#### [WHAT IS ASKED]
Scan the entries below and extract each line with the word "Euler" in it.

#### [DATASET ENTRIES]
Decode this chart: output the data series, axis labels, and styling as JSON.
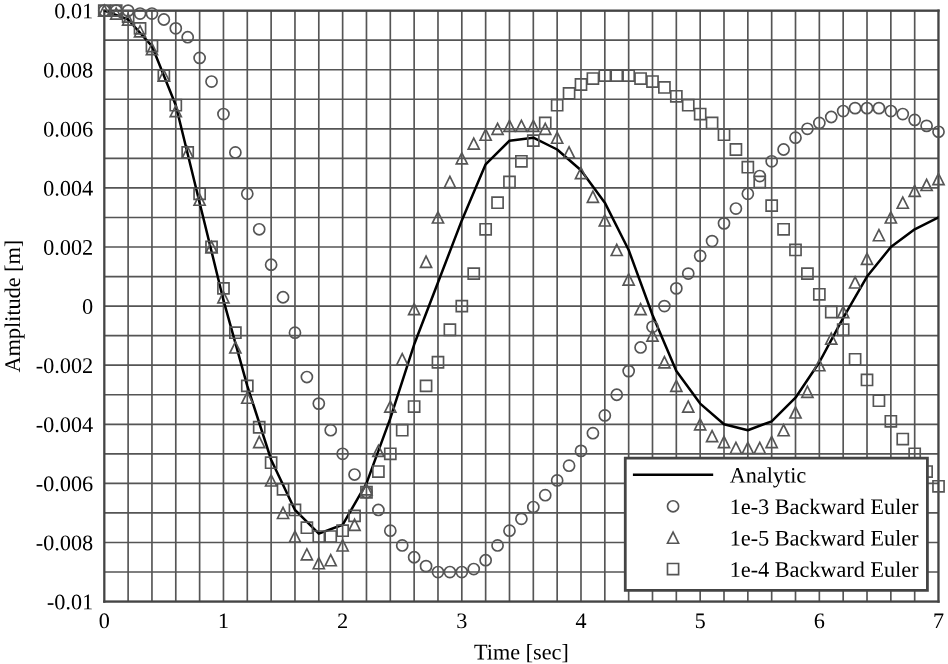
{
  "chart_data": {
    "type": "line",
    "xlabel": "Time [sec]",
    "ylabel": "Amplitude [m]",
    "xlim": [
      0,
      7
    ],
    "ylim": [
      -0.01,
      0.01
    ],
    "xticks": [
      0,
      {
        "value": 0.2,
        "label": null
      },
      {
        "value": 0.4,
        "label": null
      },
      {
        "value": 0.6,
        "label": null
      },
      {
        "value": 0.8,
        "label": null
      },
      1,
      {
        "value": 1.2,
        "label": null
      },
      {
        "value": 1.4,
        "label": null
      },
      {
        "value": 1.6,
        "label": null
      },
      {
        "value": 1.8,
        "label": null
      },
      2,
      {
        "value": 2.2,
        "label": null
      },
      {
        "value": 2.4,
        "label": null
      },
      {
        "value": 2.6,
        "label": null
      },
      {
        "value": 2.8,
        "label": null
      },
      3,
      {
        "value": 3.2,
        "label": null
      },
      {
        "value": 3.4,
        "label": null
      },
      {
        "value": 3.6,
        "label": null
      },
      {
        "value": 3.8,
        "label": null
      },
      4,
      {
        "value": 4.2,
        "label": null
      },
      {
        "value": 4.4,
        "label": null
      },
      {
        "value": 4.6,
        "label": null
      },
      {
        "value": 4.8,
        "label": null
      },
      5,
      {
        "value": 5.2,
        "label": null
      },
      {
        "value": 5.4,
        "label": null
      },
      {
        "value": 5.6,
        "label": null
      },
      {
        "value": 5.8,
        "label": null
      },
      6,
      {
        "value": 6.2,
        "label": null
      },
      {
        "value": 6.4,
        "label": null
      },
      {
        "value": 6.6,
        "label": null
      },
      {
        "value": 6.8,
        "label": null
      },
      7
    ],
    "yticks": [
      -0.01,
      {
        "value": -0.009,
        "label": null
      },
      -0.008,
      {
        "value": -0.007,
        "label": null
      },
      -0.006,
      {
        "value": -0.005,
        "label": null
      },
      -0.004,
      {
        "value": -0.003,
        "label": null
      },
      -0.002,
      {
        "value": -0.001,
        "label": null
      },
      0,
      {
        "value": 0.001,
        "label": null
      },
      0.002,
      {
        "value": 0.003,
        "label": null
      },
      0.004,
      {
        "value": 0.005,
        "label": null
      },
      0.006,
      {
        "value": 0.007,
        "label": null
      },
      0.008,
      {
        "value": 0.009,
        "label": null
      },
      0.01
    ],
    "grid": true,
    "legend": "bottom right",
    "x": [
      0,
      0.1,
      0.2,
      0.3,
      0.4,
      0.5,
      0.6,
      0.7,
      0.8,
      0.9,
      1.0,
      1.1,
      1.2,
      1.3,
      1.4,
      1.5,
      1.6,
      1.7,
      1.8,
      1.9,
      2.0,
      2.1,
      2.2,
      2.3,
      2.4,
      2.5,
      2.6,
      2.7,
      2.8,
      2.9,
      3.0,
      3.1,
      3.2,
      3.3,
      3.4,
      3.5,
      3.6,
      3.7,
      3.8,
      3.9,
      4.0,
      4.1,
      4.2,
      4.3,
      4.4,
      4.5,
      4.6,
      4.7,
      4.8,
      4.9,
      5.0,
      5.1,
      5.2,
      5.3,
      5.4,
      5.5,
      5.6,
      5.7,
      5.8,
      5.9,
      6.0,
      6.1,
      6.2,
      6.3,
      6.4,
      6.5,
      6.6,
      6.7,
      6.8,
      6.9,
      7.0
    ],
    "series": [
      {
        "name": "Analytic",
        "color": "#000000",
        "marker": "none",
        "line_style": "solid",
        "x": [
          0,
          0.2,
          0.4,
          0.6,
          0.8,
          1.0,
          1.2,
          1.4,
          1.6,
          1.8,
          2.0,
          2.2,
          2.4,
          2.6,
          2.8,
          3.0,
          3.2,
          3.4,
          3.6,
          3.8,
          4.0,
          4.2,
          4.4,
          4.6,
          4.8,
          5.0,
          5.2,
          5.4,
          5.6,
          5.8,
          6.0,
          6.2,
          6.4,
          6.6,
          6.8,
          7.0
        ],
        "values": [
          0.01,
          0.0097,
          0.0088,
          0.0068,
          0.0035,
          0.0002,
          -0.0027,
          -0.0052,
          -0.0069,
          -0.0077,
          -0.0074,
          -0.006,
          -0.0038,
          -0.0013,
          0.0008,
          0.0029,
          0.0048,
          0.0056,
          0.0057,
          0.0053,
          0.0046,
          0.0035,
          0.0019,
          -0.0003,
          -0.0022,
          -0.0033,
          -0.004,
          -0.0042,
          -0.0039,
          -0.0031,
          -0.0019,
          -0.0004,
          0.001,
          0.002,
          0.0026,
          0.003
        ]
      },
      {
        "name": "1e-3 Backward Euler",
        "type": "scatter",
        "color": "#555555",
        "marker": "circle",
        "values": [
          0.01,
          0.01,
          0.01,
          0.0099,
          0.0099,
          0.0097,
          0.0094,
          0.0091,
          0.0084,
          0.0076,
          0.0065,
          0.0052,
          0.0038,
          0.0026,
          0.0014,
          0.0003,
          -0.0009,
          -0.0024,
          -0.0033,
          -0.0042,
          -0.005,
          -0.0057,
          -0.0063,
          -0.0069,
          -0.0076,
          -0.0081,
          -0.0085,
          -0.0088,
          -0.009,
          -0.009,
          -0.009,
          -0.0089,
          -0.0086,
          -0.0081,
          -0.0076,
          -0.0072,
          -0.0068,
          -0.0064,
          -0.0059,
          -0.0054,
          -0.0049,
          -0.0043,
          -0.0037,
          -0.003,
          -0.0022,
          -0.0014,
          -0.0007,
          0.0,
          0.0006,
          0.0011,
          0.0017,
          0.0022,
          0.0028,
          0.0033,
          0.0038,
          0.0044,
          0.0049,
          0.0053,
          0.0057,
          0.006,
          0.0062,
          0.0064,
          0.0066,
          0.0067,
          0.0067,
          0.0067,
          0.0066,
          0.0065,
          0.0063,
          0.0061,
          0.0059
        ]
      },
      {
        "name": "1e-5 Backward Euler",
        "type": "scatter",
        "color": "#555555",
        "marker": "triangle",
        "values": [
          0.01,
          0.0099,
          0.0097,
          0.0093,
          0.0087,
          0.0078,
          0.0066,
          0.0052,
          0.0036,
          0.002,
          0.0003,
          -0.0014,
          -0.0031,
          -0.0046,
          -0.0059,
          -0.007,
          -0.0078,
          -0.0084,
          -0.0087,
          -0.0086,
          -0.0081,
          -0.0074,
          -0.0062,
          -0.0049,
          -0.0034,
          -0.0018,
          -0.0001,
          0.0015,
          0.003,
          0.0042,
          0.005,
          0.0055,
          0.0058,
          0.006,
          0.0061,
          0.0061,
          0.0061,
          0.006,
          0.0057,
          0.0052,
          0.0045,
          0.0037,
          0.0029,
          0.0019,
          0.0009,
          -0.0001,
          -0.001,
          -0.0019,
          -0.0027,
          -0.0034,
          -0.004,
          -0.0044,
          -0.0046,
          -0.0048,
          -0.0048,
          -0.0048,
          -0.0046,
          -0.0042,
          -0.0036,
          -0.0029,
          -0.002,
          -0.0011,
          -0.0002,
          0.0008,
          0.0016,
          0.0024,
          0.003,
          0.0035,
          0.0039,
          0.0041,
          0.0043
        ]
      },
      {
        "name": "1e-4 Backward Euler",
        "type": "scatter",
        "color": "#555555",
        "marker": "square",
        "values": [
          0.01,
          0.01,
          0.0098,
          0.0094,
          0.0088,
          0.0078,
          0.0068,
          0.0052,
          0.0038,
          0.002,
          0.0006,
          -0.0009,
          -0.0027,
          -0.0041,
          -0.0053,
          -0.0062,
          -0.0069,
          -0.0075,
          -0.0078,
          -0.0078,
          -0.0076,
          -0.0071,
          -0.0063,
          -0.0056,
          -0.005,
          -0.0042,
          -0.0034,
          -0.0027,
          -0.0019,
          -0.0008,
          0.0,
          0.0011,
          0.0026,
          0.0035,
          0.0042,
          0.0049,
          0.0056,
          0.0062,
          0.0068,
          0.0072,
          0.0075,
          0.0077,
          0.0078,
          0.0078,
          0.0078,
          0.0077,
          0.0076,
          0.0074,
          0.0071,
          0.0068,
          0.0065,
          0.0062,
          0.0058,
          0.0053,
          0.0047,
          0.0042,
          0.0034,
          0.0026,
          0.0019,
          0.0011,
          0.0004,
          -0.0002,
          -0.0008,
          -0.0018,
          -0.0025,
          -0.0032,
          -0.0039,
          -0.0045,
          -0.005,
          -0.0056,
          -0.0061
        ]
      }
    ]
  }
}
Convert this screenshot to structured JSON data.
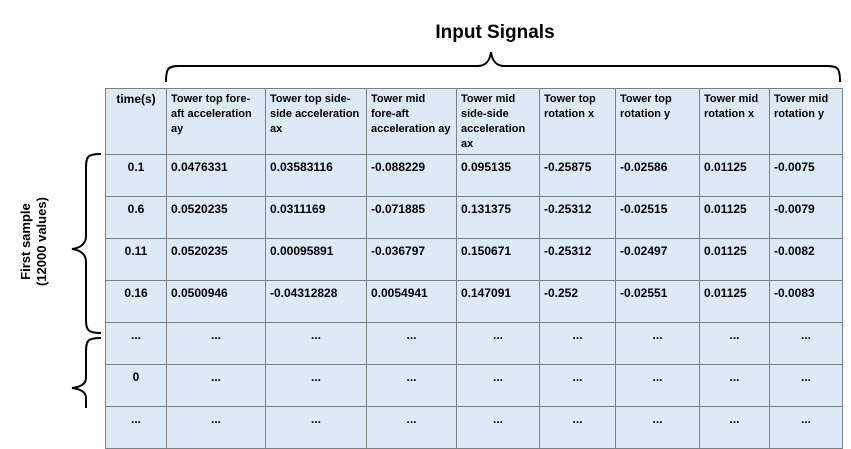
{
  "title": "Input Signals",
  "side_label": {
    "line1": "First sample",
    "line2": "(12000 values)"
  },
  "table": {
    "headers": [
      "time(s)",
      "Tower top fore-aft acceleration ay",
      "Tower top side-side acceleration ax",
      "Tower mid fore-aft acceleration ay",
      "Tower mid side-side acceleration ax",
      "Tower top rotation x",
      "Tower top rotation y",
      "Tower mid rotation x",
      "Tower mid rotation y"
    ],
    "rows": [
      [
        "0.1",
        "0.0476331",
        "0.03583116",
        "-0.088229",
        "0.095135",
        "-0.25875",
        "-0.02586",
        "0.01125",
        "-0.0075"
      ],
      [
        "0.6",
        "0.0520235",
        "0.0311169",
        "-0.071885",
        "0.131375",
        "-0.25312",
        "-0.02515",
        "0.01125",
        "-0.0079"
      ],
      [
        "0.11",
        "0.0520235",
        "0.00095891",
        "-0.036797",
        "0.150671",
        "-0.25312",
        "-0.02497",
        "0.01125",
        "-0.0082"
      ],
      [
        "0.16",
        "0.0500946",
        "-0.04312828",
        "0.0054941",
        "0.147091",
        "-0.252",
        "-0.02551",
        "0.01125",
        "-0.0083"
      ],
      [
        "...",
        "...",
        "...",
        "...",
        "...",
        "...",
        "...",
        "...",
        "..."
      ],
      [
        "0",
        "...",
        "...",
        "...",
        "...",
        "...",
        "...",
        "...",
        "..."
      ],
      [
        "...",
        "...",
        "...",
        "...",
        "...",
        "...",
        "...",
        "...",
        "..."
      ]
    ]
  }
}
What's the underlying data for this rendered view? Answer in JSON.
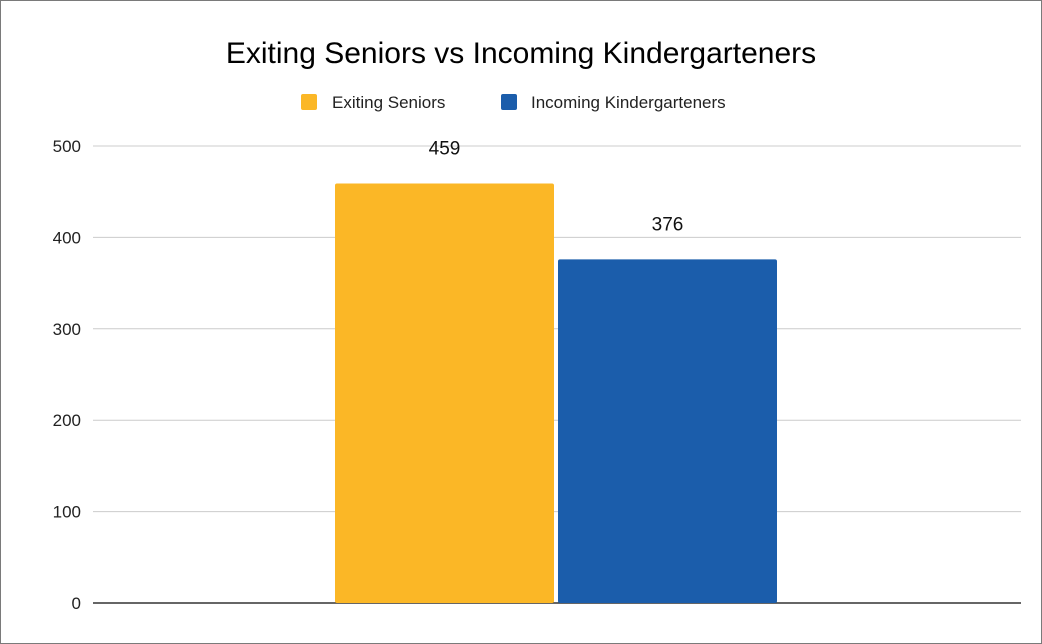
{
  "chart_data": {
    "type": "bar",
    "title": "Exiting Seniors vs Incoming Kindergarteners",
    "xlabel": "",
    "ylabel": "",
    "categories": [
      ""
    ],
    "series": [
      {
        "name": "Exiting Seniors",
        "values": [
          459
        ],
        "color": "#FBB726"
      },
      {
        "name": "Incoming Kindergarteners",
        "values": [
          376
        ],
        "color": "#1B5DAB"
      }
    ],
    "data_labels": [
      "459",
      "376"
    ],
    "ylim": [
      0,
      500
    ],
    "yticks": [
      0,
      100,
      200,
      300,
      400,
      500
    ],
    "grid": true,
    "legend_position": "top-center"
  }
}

#### [WRITTEN SOLUTION]
        "name": "1e-3 Backward Euler",
        "name": "1e-5 Backward Euler",
        "name": "1e-4 Backward Euler",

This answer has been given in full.